# What you have to do
In these records, how many lines contain "noch"? Please reply with the number only.

# Exercise materials
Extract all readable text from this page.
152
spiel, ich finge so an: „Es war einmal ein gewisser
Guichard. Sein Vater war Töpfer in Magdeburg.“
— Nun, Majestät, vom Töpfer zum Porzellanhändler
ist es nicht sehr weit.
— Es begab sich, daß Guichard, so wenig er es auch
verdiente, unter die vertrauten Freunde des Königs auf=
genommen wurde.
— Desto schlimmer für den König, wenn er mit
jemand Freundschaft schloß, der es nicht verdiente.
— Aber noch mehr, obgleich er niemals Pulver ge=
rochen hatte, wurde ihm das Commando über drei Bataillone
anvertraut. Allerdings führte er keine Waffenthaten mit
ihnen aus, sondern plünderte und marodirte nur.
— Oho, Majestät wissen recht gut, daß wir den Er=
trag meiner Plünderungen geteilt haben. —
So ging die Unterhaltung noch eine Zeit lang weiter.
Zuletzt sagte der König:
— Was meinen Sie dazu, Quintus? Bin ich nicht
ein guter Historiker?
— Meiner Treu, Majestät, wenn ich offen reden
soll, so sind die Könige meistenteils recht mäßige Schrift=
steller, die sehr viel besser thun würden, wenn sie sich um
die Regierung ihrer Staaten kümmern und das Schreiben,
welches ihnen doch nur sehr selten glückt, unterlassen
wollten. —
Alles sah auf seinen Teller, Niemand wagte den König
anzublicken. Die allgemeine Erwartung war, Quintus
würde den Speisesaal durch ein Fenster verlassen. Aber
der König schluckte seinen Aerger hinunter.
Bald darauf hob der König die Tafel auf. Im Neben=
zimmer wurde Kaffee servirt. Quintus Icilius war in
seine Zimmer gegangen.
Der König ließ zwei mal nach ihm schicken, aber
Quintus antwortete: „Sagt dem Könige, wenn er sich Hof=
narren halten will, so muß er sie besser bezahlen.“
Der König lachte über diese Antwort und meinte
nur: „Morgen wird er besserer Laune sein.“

# Exercise solution
2